### Directions
In the copy, include every entry exactly but none of the images.
====== Data lines ======
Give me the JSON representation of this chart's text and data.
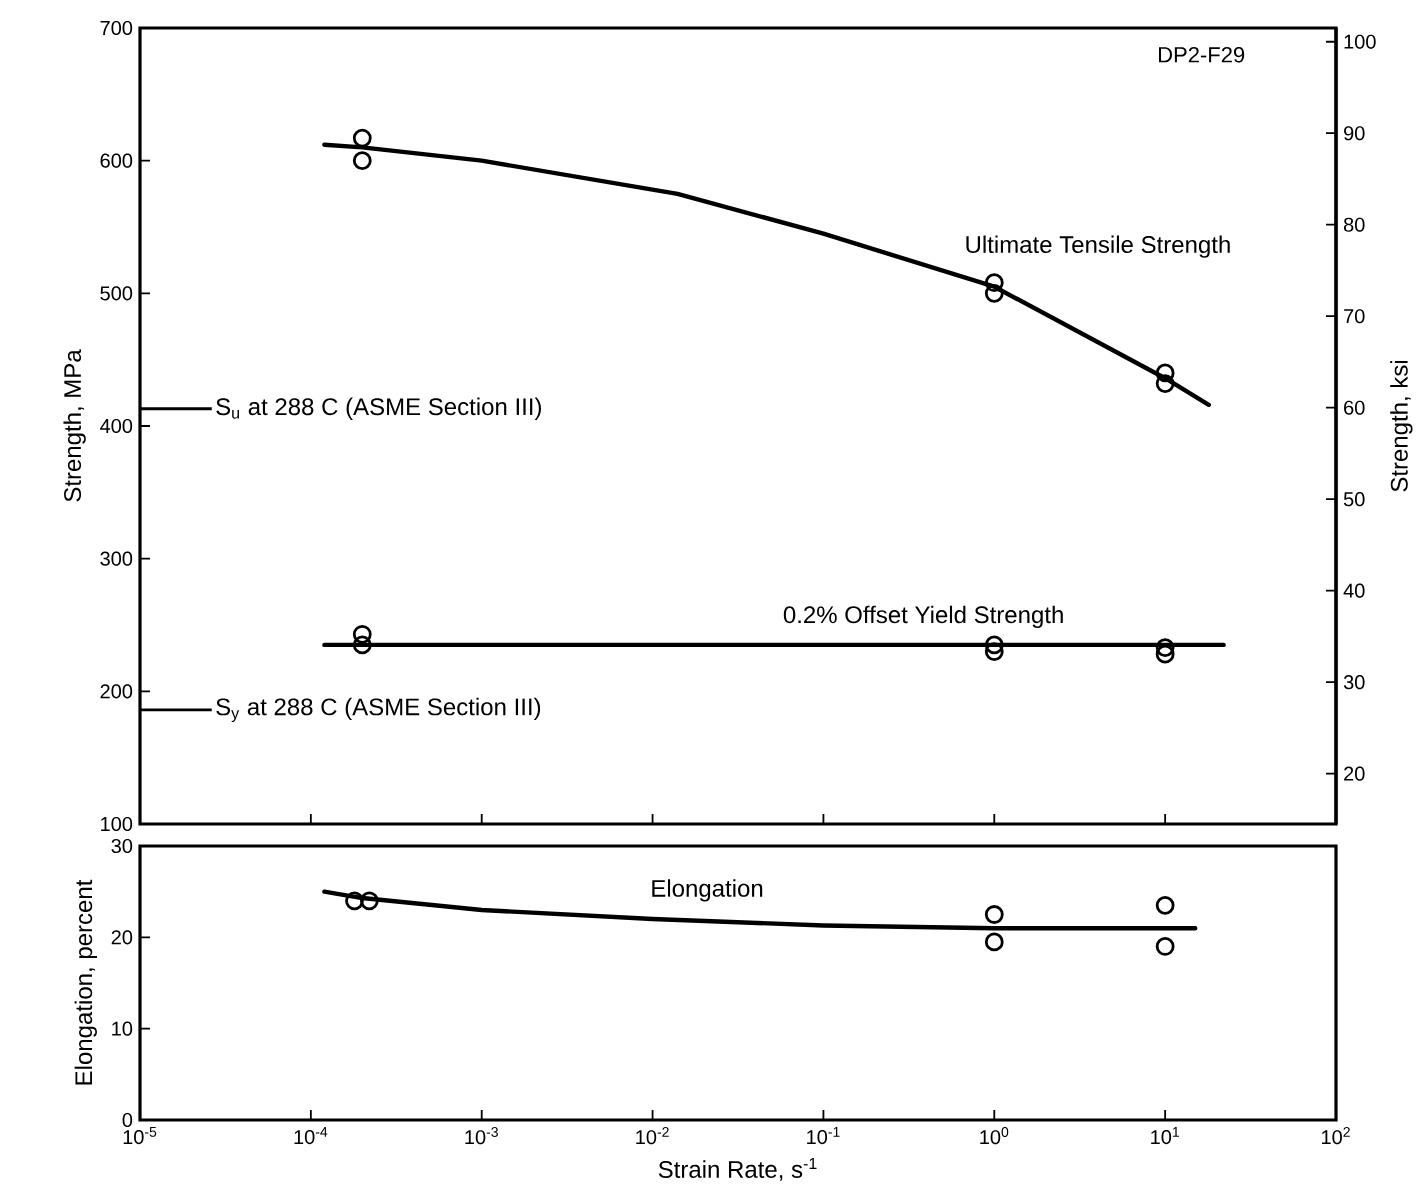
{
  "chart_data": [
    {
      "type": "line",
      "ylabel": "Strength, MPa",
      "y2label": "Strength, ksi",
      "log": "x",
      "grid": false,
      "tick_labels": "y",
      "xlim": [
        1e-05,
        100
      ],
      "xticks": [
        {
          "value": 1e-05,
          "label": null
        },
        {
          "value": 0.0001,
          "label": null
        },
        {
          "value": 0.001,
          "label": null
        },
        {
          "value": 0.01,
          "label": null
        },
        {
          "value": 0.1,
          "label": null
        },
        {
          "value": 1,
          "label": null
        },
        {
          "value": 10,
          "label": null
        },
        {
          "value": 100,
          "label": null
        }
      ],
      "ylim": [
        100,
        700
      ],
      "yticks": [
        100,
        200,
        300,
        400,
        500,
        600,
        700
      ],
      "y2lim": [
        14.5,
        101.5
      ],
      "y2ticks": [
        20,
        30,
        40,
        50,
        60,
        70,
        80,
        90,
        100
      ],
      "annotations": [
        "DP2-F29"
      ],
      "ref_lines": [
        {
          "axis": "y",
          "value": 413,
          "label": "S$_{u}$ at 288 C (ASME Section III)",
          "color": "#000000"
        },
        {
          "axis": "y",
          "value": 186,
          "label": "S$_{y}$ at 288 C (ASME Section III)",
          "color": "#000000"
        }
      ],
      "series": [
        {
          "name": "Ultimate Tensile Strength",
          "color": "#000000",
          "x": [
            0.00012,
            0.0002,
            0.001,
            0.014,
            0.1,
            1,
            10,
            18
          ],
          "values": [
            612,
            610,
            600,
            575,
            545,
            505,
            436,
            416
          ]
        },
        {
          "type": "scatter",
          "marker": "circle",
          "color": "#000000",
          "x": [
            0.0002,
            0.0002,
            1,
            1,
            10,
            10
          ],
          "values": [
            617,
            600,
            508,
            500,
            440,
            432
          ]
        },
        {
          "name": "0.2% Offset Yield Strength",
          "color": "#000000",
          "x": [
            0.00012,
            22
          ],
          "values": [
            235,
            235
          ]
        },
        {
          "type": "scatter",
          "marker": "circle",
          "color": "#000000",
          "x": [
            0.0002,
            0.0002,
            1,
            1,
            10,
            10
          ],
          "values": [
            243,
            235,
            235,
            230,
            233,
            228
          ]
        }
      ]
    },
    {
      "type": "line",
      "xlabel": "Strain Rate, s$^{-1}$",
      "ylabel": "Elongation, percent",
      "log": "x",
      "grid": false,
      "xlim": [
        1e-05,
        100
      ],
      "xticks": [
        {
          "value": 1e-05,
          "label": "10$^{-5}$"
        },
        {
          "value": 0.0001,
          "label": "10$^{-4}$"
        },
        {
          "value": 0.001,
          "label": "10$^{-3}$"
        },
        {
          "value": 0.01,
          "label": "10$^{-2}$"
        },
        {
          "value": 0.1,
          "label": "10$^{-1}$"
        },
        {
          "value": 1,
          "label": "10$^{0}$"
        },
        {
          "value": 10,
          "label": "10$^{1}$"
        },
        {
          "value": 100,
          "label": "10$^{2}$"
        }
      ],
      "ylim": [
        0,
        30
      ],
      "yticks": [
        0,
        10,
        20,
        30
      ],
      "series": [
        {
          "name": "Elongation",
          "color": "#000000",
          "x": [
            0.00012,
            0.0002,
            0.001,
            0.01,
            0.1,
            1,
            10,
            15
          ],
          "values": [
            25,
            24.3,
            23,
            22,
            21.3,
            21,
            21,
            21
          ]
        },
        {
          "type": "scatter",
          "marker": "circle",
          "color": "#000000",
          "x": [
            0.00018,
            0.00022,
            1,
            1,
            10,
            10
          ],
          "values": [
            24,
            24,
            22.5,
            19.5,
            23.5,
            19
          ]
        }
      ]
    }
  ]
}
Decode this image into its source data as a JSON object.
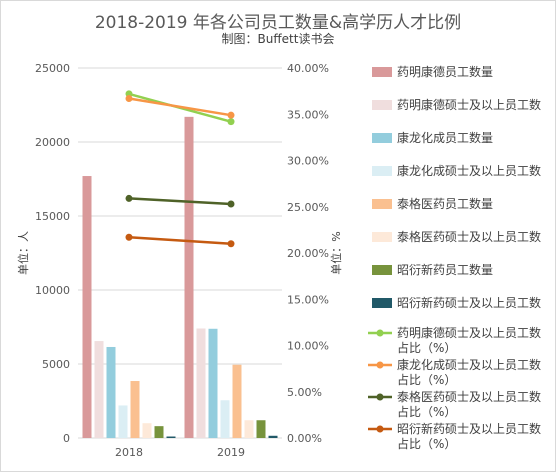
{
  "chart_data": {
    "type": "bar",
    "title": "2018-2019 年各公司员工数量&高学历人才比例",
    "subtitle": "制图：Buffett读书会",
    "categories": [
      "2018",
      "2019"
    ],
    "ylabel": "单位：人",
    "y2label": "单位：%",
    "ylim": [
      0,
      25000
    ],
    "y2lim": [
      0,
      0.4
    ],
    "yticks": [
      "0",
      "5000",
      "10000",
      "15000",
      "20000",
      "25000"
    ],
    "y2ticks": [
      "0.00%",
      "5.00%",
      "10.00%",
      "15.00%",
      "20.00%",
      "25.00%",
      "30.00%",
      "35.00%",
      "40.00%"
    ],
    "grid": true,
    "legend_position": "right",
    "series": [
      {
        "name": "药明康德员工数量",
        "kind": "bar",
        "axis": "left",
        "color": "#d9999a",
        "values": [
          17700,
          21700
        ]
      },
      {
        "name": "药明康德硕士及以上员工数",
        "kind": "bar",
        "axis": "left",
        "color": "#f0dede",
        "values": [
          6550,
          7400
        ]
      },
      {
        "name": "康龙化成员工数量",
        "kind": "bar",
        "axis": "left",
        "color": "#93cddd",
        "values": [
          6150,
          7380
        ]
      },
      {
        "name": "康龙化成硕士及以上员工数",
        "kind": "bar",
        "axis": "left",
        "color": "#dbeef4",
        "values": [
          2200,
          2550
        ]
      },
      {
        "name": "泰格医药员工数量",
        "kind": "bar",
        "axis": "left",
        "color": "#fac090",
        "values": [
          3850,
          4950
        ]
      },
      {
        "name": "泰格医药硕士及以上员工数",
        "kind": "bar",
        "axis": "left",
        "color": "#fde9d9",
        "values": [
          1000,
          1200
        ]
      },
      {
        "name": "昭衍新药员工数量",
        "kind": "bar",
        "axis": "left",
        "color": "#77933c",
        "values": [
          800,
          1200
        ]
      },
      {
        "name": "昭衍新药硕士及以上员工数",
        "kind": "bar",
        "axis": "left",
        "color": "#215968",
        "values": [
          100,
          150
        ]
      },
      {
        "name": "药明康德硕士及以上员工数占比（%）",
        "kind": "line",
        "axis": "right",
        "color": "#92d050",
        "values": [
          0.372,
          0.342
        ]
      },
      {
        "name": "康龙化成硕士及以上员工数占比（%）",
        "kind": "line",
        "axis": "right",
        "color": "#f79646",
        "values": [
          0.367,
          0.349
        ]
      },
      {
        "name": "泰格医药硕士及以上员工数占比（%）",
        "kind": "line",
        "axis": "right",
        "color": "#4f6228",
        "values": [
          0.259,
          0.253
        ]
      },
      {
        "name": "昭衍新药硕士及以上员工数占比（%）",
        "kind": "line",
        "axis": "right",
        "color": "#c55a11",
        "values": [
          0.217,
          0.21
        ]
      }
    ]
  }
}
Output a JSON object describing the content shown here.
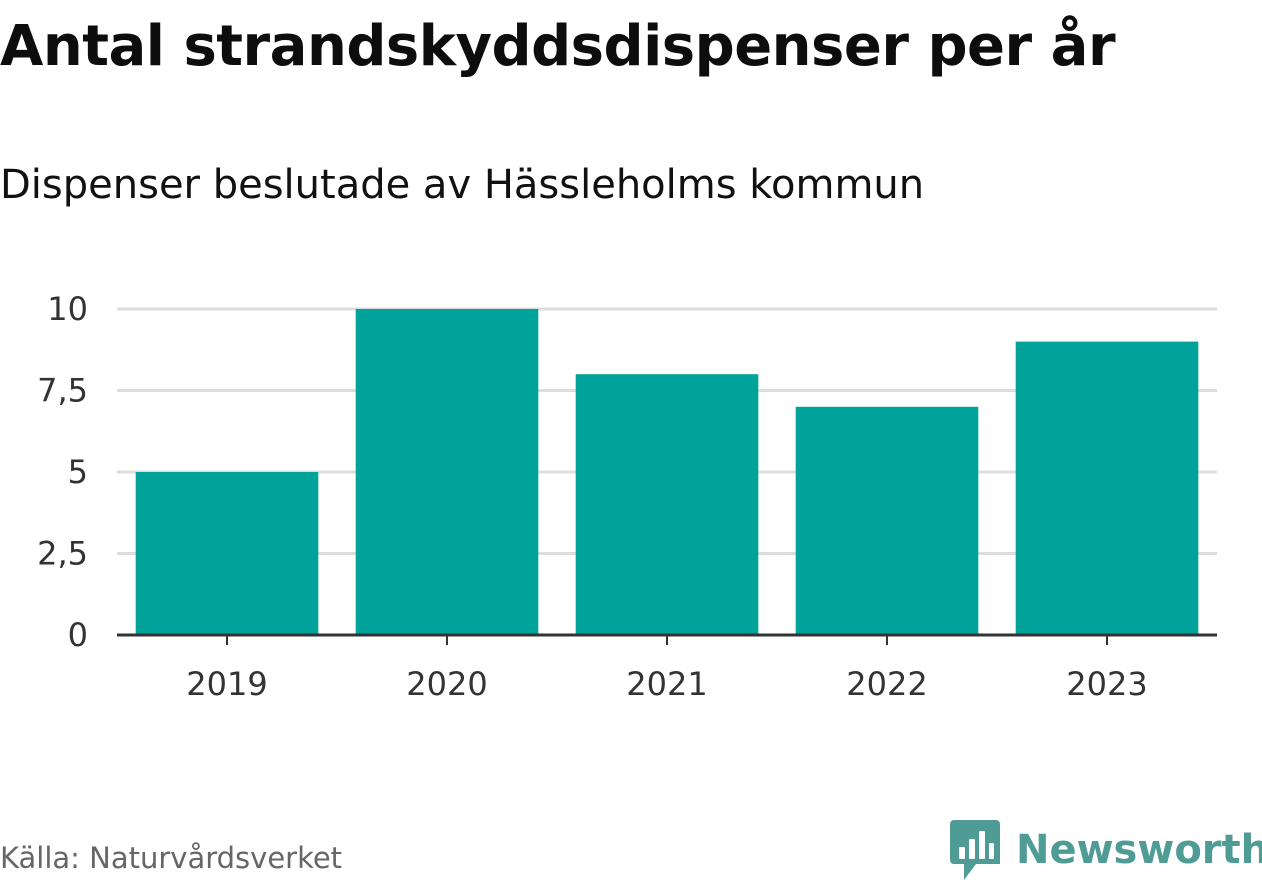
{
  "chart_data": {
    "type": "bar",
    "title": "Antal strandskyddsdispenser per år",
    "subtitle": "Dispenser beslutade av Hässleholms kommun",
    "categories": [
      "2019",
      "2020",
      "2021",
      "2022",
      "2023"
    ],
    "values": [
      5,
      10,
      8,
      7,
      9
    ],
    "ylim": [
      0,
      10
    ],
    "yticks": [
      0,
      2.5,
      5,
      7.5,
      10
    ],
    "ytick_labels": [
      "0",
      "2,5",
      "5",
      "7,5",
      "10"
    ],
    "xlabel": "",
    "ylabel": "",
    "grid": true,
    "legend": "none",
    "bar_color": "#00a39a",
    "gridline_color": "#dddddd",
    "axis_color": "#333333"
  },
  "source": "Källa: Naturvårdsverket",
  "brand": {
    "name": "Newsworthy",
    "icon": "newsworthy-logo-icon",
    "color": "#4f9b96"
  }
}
======
### Task answer
Give me the JSON representation of this chart's text and data.
{
  "chart_data": [
    {
      "type": "line",
      "ylabel": "Strength, MPa",
      "y2label": "Strength, ksi",
      "log": "x",
      "grid": false,
      "tick_labels": "y",
      "xlim": [
        1e-05,
        100
      ],
      "xticks": [
        {
          "value": 1e-05,
          "label": null
        },
        {
          "value": 0.0001,
          "label": null
        },
        {
          "value": 0.001,
          "label": null
        },
        {
          "value": 0.01,
          "label": null
        },
        {
          "value": 0.1,
          "label": null
        },
        {
          "value": 1,
          "label": null
        },
        {
          "value": 10,
          "label": null
        },
        {
          "value": 100,
          "label": null
        }
      ],
      "ylim": [
        100,
        700
      ],
      "yticks": [
        100,
        200,
        300,
        400,
        500,
        600,
        700
      ],
      "y2lim": [
        14.5,
        101.5
      ],
      "y2ticks": [
        20,
        30,
        40,
        50,
        60,
        70,
        80,
        90,
        100
      ],
      "annotations": [
        "DP2-F29"
      ],
      "ref_lines": [
        {
          "axis": "y",
          "value": 413,
          "label": "S$_{u}$ at 288 C (ASME Section III)",
          "color": "#000000"
        },
        {
          "axis": "y",
          "value": 186,
          "label": "S$_{y}$ at 288 C (ASME Section III)",
          "color": "#000000"
        }
      ],
      "series": [
        {
          "name": "Ultimate Tensile Strength",
          "color": "#000000",
          "x": [
            0.00012,
            0.0002,
            0.001,
            0.014,
            0.1,
            1,
            10,
            18
          ],
          "values": [
            612,
            610,
            600,
            575,
            545,
            505,
            436,
            416
          ]
        },
        {
          "type": "scatter",
          "marker": "circle",
          "color": "#000000",
          "x": [
            0.0002,
            0.0002,
            1,
            1,
            10,
            10
          ],
          "values": [
            617,
            600,
            508,
            500,
            440,
            432
          ]
        },
        {
          "name": "0.2% Offset Yield Strength",
          "color": "#000000",
          "x": [
            0.00012,
            22
          ],
          "values": [
            235,
            235
          ]
        },
        {
          "type": "scatter",
          "marker": "circle",
          "color": "#000000",
          "x": [
            0.0002,
            0.0002,
            1,
            1,
            10,
            10
          ],
          "values": [
            243,
            235,
            235,
            230,
            233,
            228
          ]
        }
      ]
    },
    {
      "type": "line",
      "xlabel": "Strain Rate, s$^{-1}$",
      "ylabel": "Elongation, percent",
      "log": "x",
      "grid": false,
      "xlim": [
        1e-05,
        100
      ],
      "xticks": [
        {
          "value": 1e-05,
          "label": "10$^{-5}$"
        },
        {
          "value": 0.0001,
          "label": "10$^{-4}$"
        },
        {
          "value": 0.001,
          "label": "10$^{-3}$"
        },
        {
          "value": 0.01,
          "label": "10$^{-2}$"
        },
        {
          "value": 0.1,
          "label": "10$^{-1}$"
        },
        {
          "value": 1,
          "label": "10$^{0}$"
        },
        {
          "value": 10,
          "label": "10$^{1}$"
        },
        {
          "value": 100,
          "label": "10$^{2}$"
        }
      ],
      "ylim": [
        0,
        30
      ],
      "yticks": [
        0,
        10,
        20,
        30
      ],
      "series": [
        {
          "name": "Elongation",
          "color": "#000000",
          "x": [
            0.00012,
            0.0002,
            0.001,
            0.01,
            0.1,
            1,
            10,
            15
          ],
          "values": [
            25,
            24.3,
            23,
            22,
            21.3,
            21,
            21,
            21
          ]
        },
        {
          "type": "scatter",
          "marker": "circle",
          "color": "#000000",
          "x": [
            0.00018,
            0.00022,
            1,
            1,
            10,
            10
          ],
          "values": [
            24,
            24,
            22.5,
            19.5,
            23.5,
            19
          ]
        }
      ]
    }
  ]
}
Decode this image into its source data as a JSON object.
{
  "chart_data": {
    "type": "bar",
    "title": "2018-2019 年各公司员工数量&高学历人才比例",
    "subtitle": "制图：Buffett读书会",
    "categories": [
      "2018",
      "2019"
    ],
    "ylabel": "单位：人",
    "y2label": "单位：%",
    "ylim": [
      0,
      25000
    ],
    "y2lim": [
      0,
      0.4
    ],
    "yticks": [
      "0",
      "5000",
      "10000",
      "15000",
      "20000",
      "25000"
    ],
    "y2ticks": [
      "0.00%",
      "5.00%",
      "10.00%",
      "15.00%",
      "20.00%",
      "25.00%",
      "30.00%",
      "35.00%",
      "40.00%"
    ],
    "grid": true,
    "legend_position": "right",
    "series": [
      {
        "name": "药明康德员工数量",
        "kind": "bar",
        "axis": "left",
        "color": "#d9999a",
        "values": [
          17700,
          21700
        ]
      },
      {
        "name": "药明康德硕士及以上员工数",
        "kind": "bar",
        "axis": "left",
        "color": "#f0dede",
        "values": [
          6550,
          7400
        ]
      },
      {
        "name": "康龙化成员工数量",
        "kind": "bar",
        "axis": "left",
        "color": "#93cddd",
        "values": [
          6150,
          7380
        ]
      },
      {
        "name": "康龙化成硕士及以上员工数",
        "kind": "bar",
        "axis": "left",
        "color": "#dbeef4",
        "values": [
          2200,
          2550
        ]
      },
      {
        "name": "泰格医药员工数量",
        "kind": "bar",
        "axis": "left",
        "color": "#fac090",
        "values": [
          3850,
          4950
        ]
      },
      {
        "name": "泰格医药硕士及以上员工数",
        "kind": "bar",
        "axis": "left",
        "color": "#fde9d9",
        "values": [
          1000,
          1200
        ]
      },
      {
        "name": "昭衍新药员工数量",
        "kind": "bar",
        "axis": "left",
        "color": "#77933c",
        "values": [
          800,
          1200
        ]
      },
      {
        "name": "昭衍新药硕士及以上员工数",
        "kind": "bar",
        "axis": "left",
        "color": "#215968",
        "values": [
          100,
          150
        ]
      },
      {
        "name": "药明康德硕士及以上员工数占比（%）",
        "kind": "line",
        "axis": "right",
        "color": "#92d050",
        "values": [
          0.372,
          0.342
        ]
      },
      {
        "name": "康龙化成硕士及以上员工数占比（%）",
        "kind": "line",
        "axis": "right",
        "color": "#f79646",
        "values": [
          0.367,
          0.349
        ]
      },
      {
        "name": "泰格医药硕士及以上员工数占比（%）",
        "kind": "line",
        "axis": "right",
        "color": "#4f6228",
        "values": [
          0.259,
          0.253
        ]
      },
      {
        "name": "昭衍新药硕士及以上员工数占比（%）",
        "kind": "line",
        "axis": "right",
        "color": "#c55a11",
        "values": [
          0.217,
          0.21
        ]
      }
    ]
  }
}
Output a JSON object describing the content shown here.
{
  "chart_data": {
    "type": "bar",
    "title": "Antal strandskyddsdispenser per år",
    "subtitle": "Dispenser beslutade av Hässleholms kommun",
    "categories": [
      "2019",
      "2020",
      "2021",
      "2022",
      "2023"
    ],
    "values": [
      5,
      10,
      8,
      7,
      9
    ],
    "ylim": [
      0,
      10
    ],
    "yticks": [
      0,
      2.5,
      5,
      7.5,
      10
    ],
    "ytick_labels": [
      "0",
      "2,5",
      "5",
      "7,5",
      "10"
    ],
    "xlabel": "",
    "ylabel": "",
    "grid": true,
    "legend": "none",
    "bar_color": "#00a39a",
    "gridline_color": "#dddddd",
    "axis_color": "#333333"
  },
  "source": "Källa: Naturvårdsverket",
  "brand": {
    "name": "Newsworthy",
    "icon": "newsworthy-logo-icon",
    "color": "#4f9b96"
  }
}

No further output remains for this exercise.